PROBLEM STATEMENT — Extract all lines from the data beneath that include the word "grip".

DATA SECTION —
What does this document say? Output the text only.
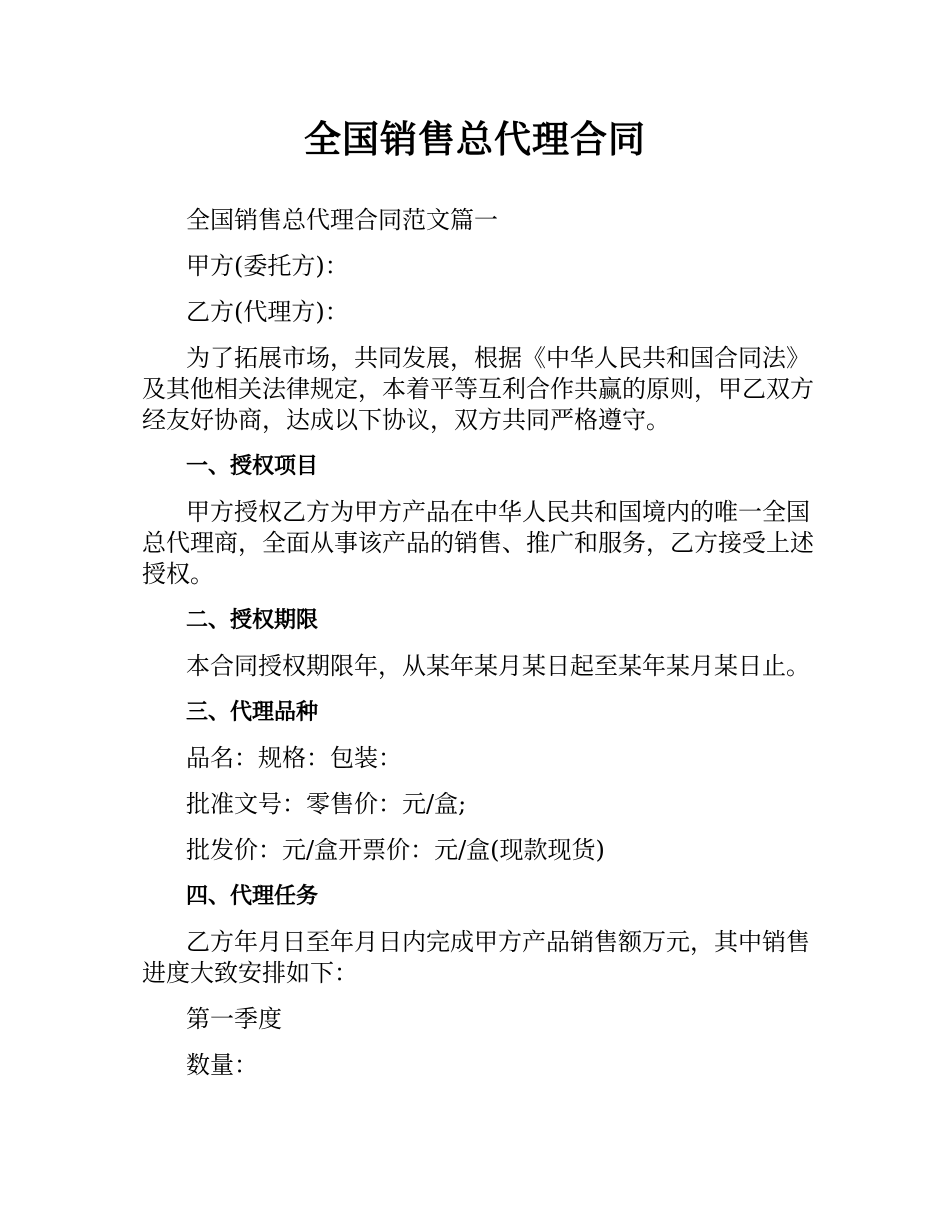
全国销售总代理合同

全国销售总代理合同范文篇一

甲方(委托方)：

乙方(代理方)：

为了拓展市场，共同发展，根据《中华人民共和国合同法》及其他相关法律规定，本着平等互利合作共赢的原则，甲乙双方经友好协商，达成以下协议，双方共同严格遵守。

一、授权项目

甲方授权乙方为甲方产品在中华人民共和国境内的唯一全国总代理商，全面从事该产品的销售、推广和服务，乙方接受上述授权。

二、授权期限

本合同授权期限年，从某年某月某日起至某年某月某日止。

三、代理品种

品名：规格：包装：

批准文号：零售价：元/盒;

批发价：元/盒开票价：元/盒(现款现货)

四、代理任务

乙方年月日至年月日内完成甲方产品销售额万元，其中销售进度大致安排如下：

第一季度

数量：
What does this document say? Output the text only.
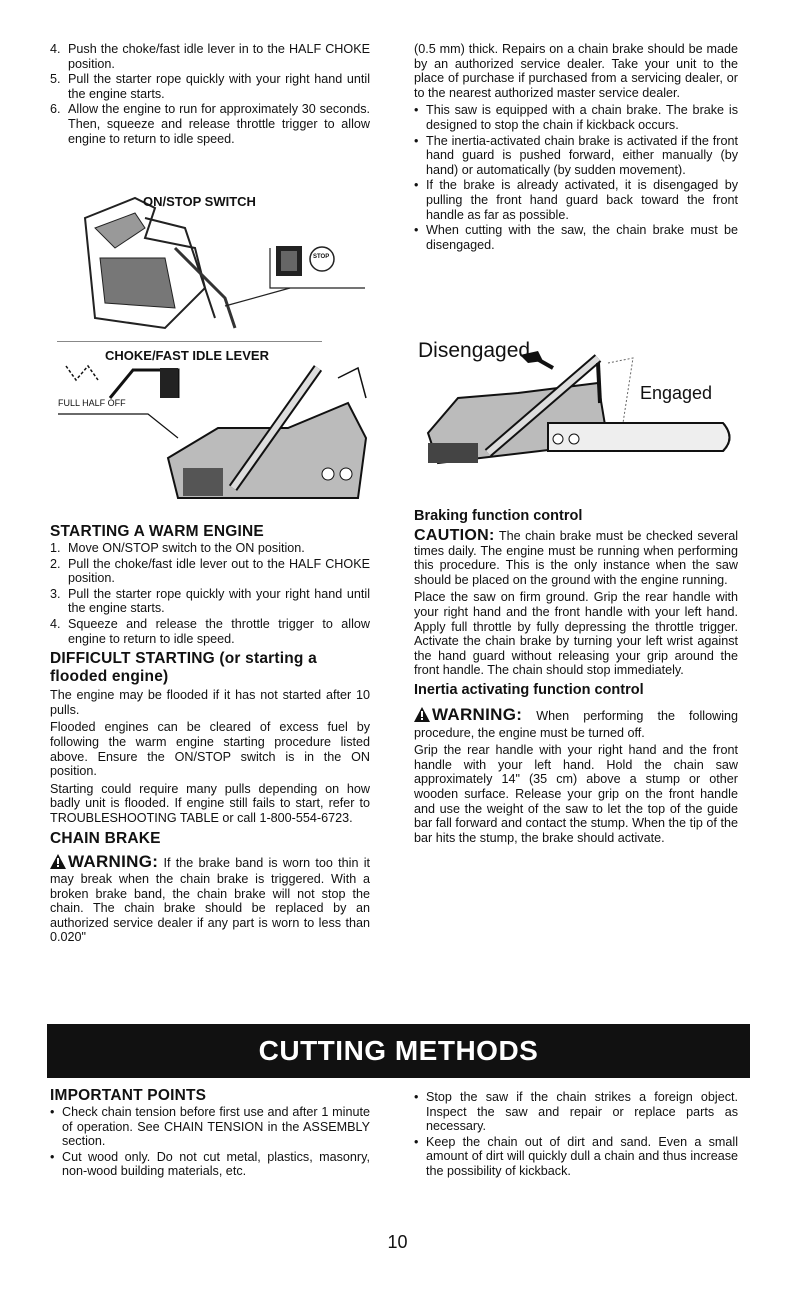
4. Push the choke/fast idle lever in to the HALF CHOKE position.
5. Pull the starter rope quickly with your right hand until the engine starts.
6. Allow the engine to run for approximately 30 seconds. Then, squeeze and release throttle trigger to allow engine to return to idle speed.
ON/STOP SWITCH
STOP
CHOKE/FAST IDLE LEVER
FULL HALF OFF
STARTING A WARM ENGINE
1. Move ON/STOP switch to the ON position.
2. Pull the choke/fast idle lever out to the HALF CHOKE position.
3. Pull the starter rope quickly with your right hand until the engine starts.
4. Squeeze and release the throttle trigger to allow engine to return to idle speed.
DIFFICULT STARTING (or starting a flooded engine)

The engine may be flooded if it has not started after 10 pulls.

Flooded engines can be cleared of excess fuel by following the warm engine starting procedure listed above. Ensure the ON/STOP switch is in the ON position.

Starting could require many pulls depending on how badly unit is flooded. If engine still fails to start, refer to TROUBLESHOOTING TABLE or call 1-800-554-6723.

CHAIN BRAKE

WARNING: If the brake band is worn too thin it may break when the chain brake is triggered. With a broken brake band, the chain brake will not stop the chain. The chain brake should be replaced by an authorized service dealer if any part is worn to less than 0.020"

(0.5 mm) thick. Repairs on a chain brake should be made by an authorized service dealer. Take your unit to the place of purchase if purchased from a servicing dealer, or to the nearest authorized master service dealer.

• This saw is equipped with a chain brake. The brake is designed to stop the chain if kickback occurs.
• The inertia-activated chain brake is activated if the front hand guard is pushed forward, either manually (by hand) or automatically (by sudden movement).
• If the brake is already activated, it is disengaged by pulling the front hand guard back toward the front handle as far as possible.
• When cutting with the saw, the chain brake must be disengaged.
Disengaged
Engaged
Braking function control

CAUTION: The chain brake must be checked several times daily. The engine must be running when performing this procedure. This is the only instance when the saw should be placed on the ground with the engine running.

Place the saw on firm ground. Grip the rear handle with your right hand and the front handle with your left hand. Apply full throttle by fully depressing the throttle trigger. Activate the chain brake by turning your left wrist against the hand guard without releasing your grip around the front handle. The chain should stop immediately.

Inertia activating function control

WARNING: When performing the following procedure, the engine must be turned off.

Grip the rear handle with your right hand and the front handle with your left hand. Hold the chain saw approximately 14" (35 cm) above a stump or other wooden surface. Release your grip on the front handle and use the weight of the saw to let the top of the guide bar fall forward and contact the stump. When the tip of the bar hits the stump, the brake should activate.

CUTTING METHODS
IMPORTANT POINTS
• Check chain tension before first use and after 1 minute of operation. See CHAIN TENSION in the ASSEMBLY section.
• Cut wood only. Do not cut metal, plastics, masonry, non-wood building materials, etc.
• Stop the saw if the chain strikes a foreign object. Inspect the saw and repair or replace parts as necessary.
• Keep the chain out of dirt and sand. Even a small amount of dirt will quickly dull a chain and thus increase the possibility of kickback.
10
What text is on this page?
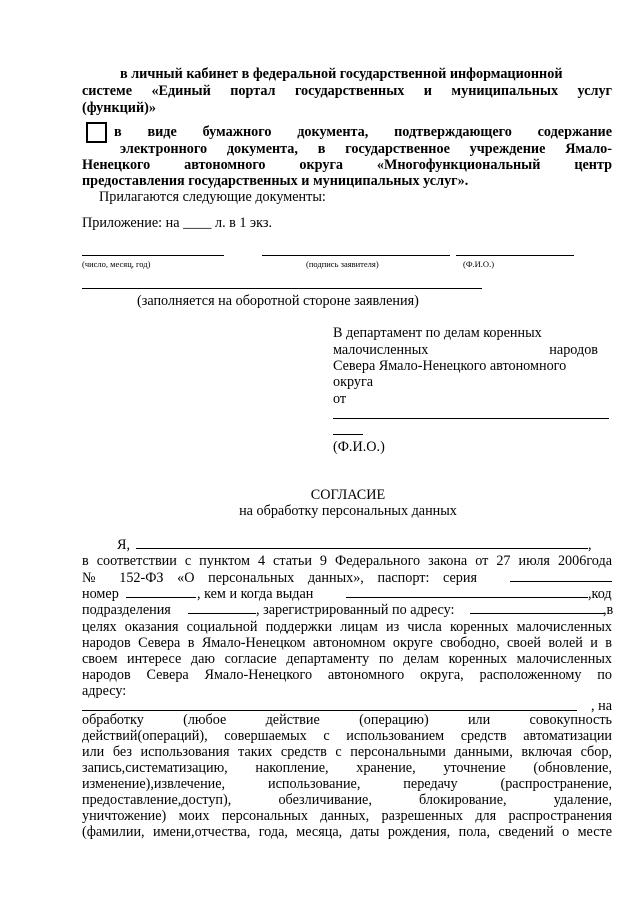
в личный кабинет в федеральной государственной информационной
системе «Единый портал государственных и муниципальных услуг
(функций)»
в виде бумажного документа, подтверждающего содержание
электронного документа, в государственное учреждение Ямало-
Ненецкого автономного округа «Многофункциональный центр
предоставления государственных и муниципальных услуг».
Прилагаются следующие документы:
Приложение: на ____ л. в 1 экз.
(число, месяц, год)	(подпись заявителя)	(Ф.И.О.)
(заполняется на оборотной стороне заявления)
В департамент по делам коренных
малочисленных народов
Севера Ямало-Ненецкого автономного
округа
от
(Ф.И.О.)
СОГЛАСИЕ
на обработку персональных данных
Я,	,
в соответствии с пунктом 4 статьи 9 Федерального закона от 27 июля 2006года
№ 152-ФЗ «О персональных данных», паспорт: серия
номер	, кем и когда выдан	,код
подразделения	, зарегистрированный по адресу:	,в
целях оказания социальной поддержки лицам из числа коренных малочисленных
народов Севера в Ямало-Ненецком автономном округе свободно, своей волей и в
своем интересе даю согласие департаменту по делам коренных малочисленных
народов Севера Ямало-Ненецкого автономного округа, расположенному по
адресу:
, на
обработку (любое действие (операцию) или совокупность
действий(операций), совершаемых с использованием средств автоматизации
или без использования таких средств с персональными данными, включая сбор,
запись,систематизацию, накопление, хранение, уточнение (обновление,
изменение),извлечение, использование, передачу (распространение,
предоставление,доступ), обезличивание, блокирование, удаление,
уничтожение) моих персональных данных, разрешенных для распространения
(фамилии, имени,отчества, года, месяца, даты рождения, пола, сведений о месте
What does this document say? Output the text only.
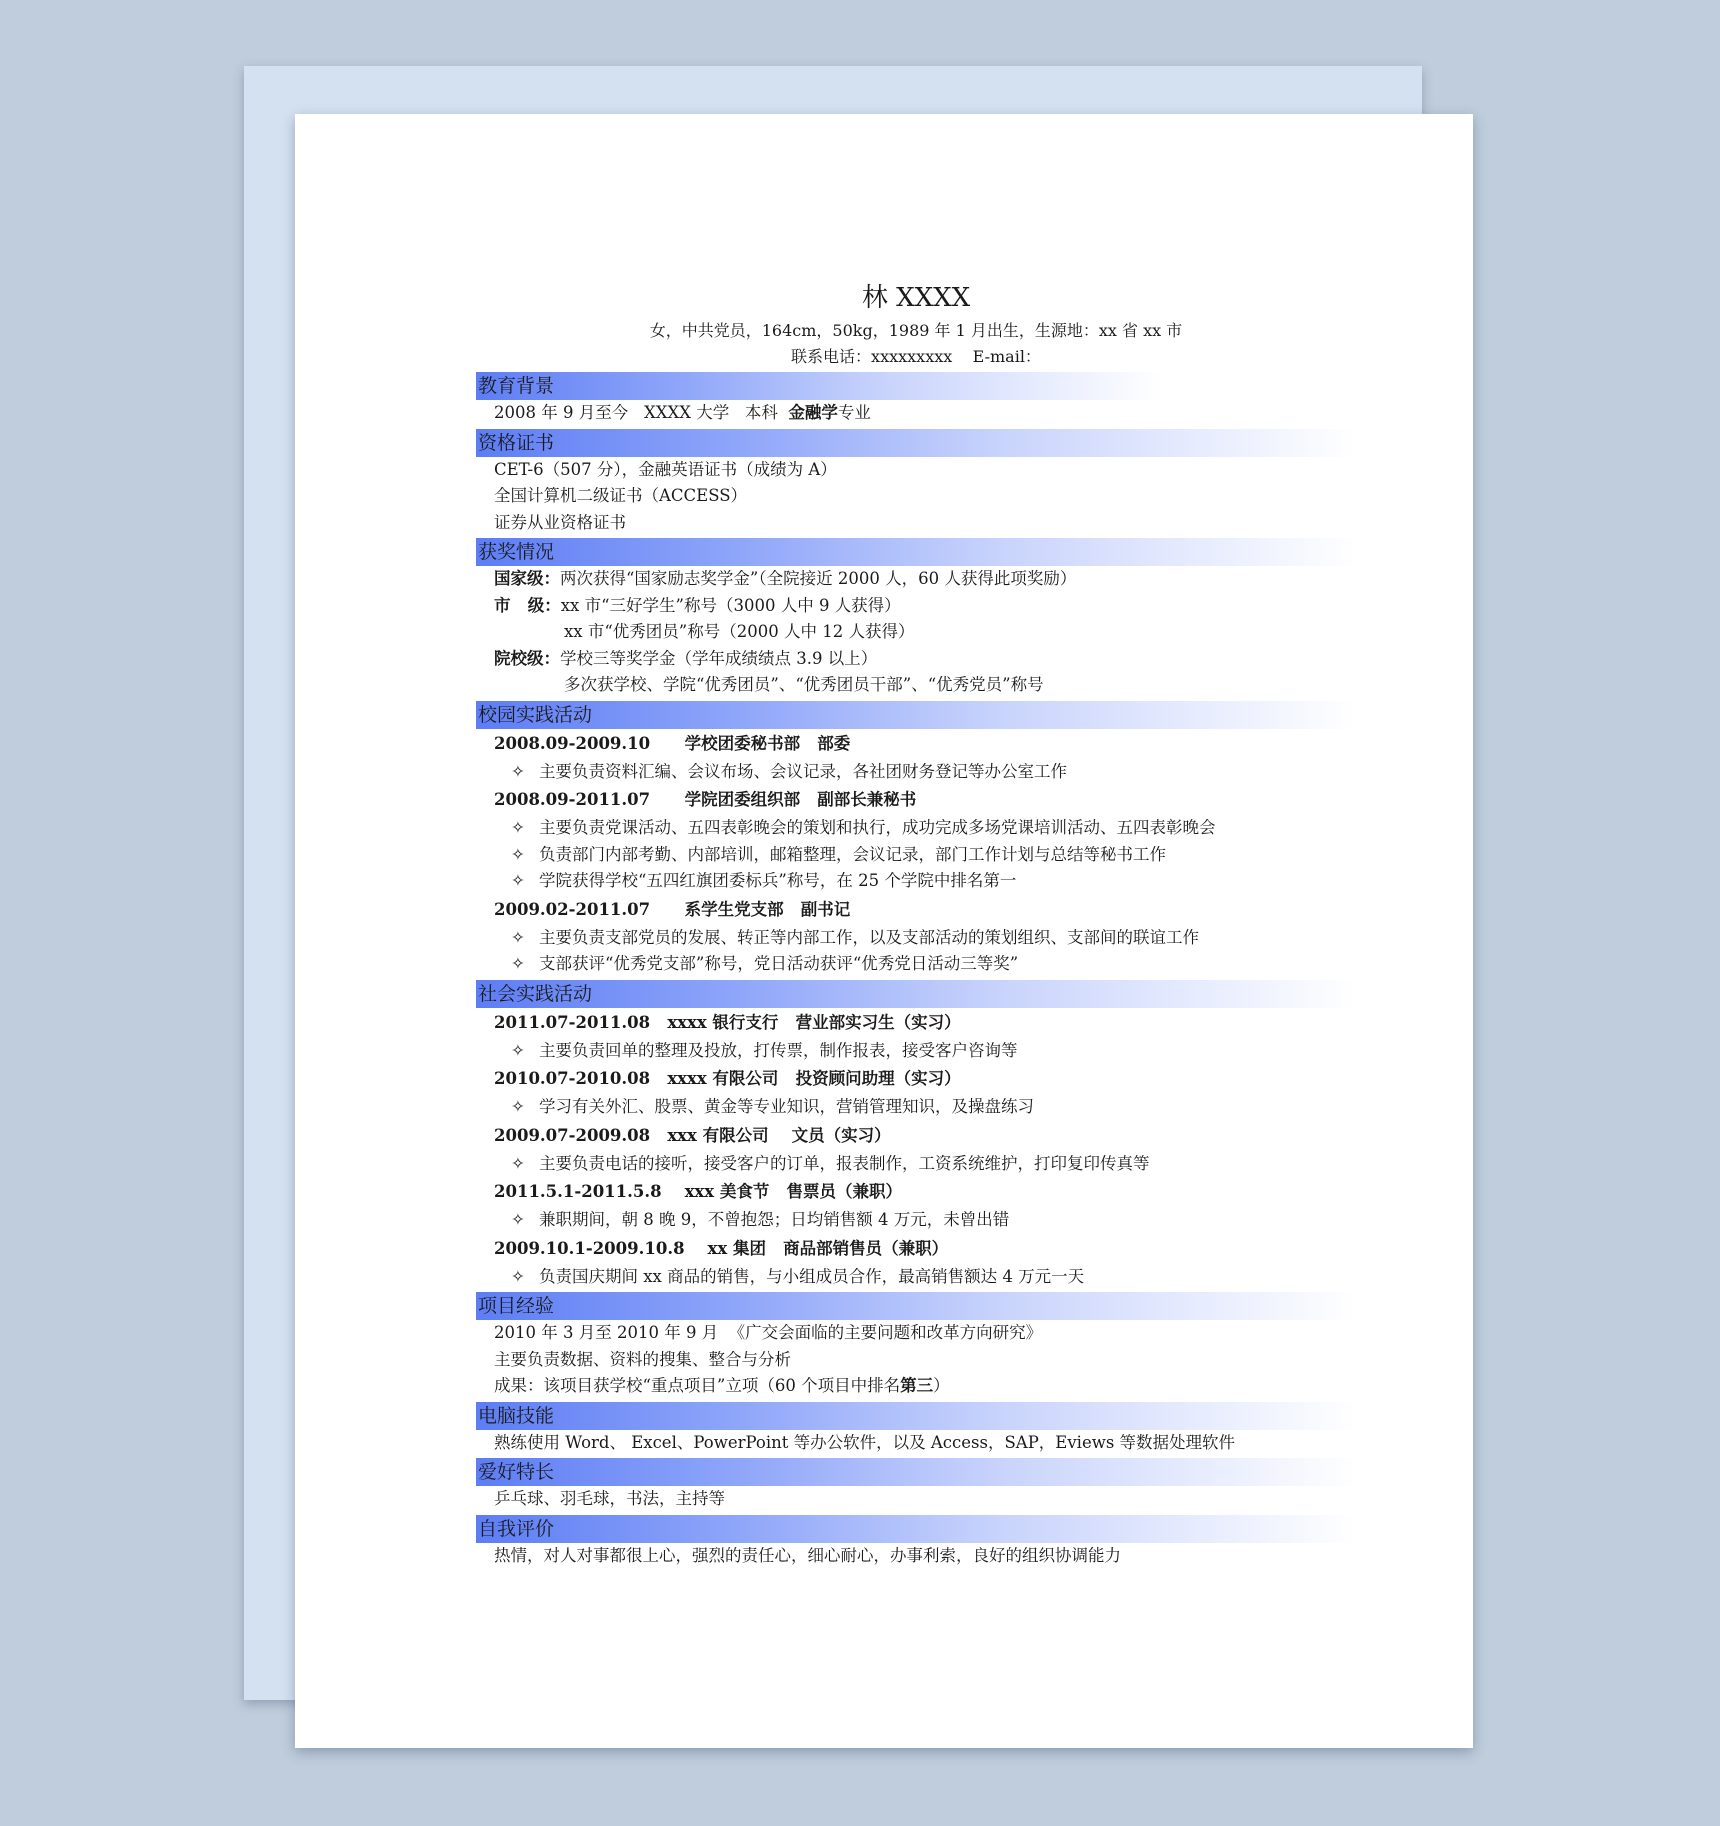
林 XXXX
女，中共党员，164cm，50kg，1989 年 1 月出生，生源地：xx 省 xx 市
联系电话：xxxxxxxxx    E-mail：
教育背景
2008 年 9 月至今   XXXX 大学   本科  金融学专业
资格证书
CET-6（507 分），金融英语证书（成绩为 A）
全国计算机二级证书（ACCESS）
证券从业资格证书
获奖情况
国家级：两次获得“国家励志奖学金”（全院接近 2000 人，60 人获得此项奖励）
市   级：xx 市“三好学生”称号（3000 人中 9 人获得）
xx 市“优秀团员”称号（2000 人中 12 人获得）
院校级：学校三等奖学金（学年成绩绩点 3.9 以上）
多次获学校、学院“优秀团员”、“优秀团员干部”、“优秀党员”称号
校园实践活动
2008.09-2009.10      学校团委秘书部   部委
✧ 主要负责资料汇编、会议布场、会议记录，各社团财务登记等办公室工作
2008.09-2011.07      学院团委组织部   副部长兼秘书
✧ 主要负责党课活动、五四表彰晚会的策划和执行，成功完成多场党课培训活动、五四表彰晚会
✧ 负责部门内部考勤、内部培训，邮箱整理，会议记录，部门工作计划与总结等秘书工作
✧ 学院获得学校“五四红旗团委标兵”称号，在 25 个学院中排名第一
2009.02-2011.07      系学生党支部   副书记
✧ 主要负责支部党员的发展、转正等内部工作，以及支部活动的策划组织、支部间的联谊工作
✧ 支部获评“优秀党支部”称号，党日活动获评“优秀党日活动三等奖”
社会实践活动
2011.07-2011.08   xxxx 银行支行   营业部实习生（实习）
✧ 主要负责回单的整理及投放，打传票，制作报表，接受客户咨询等
2010.07-2010.08   xxxx 有限公司   投资顾问助理（实习）
✧ 学习有关外汇、股票、黄金等专业知识，营销管理知识，及操盘练习
2009.07-2009.08   xxx 有限公司    文员（实习）
✧ 主要负责电话的接听，接受客户的订单，报表制作，工资系统维护，打印复印传真等
2011.5.1-2011.5.8    xxx 美食节   售票员（兼职）
✧ 兼职期间，朝 8 晚 9，不曾抱怨；日均销售额 4 万元，未曾出错
2009.10.1-2009.10.8    xx 集团   商品部销售员（兼职）
✧ 负责国庆期间 xx 商品的销售，与小组成员合作，最高销售额达 4 万元一天
项目经验
2010 年 3 月至 2010 年 9 月  《广交会面临的主要问题和改革方向研究》
主要负责数据、资料的搜集、整合与分析
成果：该项目获学校“重点项目”立项（60 个项目中排名第三）
电脑技能
熟练使用 Word、 Excel、PowerPoint 等办公软件，以及 Access，SAP，Eviews 等数据处理软件
爱好特长
乒乓球、羽毛球，书法，主持等
自我评价
热情，对人对事都很上心，强烈的责任心，细心耐心，办事利索，良好的组织协调能力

CORRECT ANSWER —
Place the saw on firm ground. Grip the rear handle with your right hand and the front handle with your left hand. Apply full throttle by fully depressing the throttle trigger. Activate the chain brake by turning your left wrist against the hand guard without releasing your grip around the front handle. The chain should stop immediately.
Grip the rear handle with your right hand and the front handle with your left hand. Hold the chain saw approximately 14" (35 cm) above a stump or other wooden surface. Release your grip on the front handle and use the weight of the saw to let the top of the guide bar fall forward and contact the stump. When the tip of the bar hits the stump, the brake should activate.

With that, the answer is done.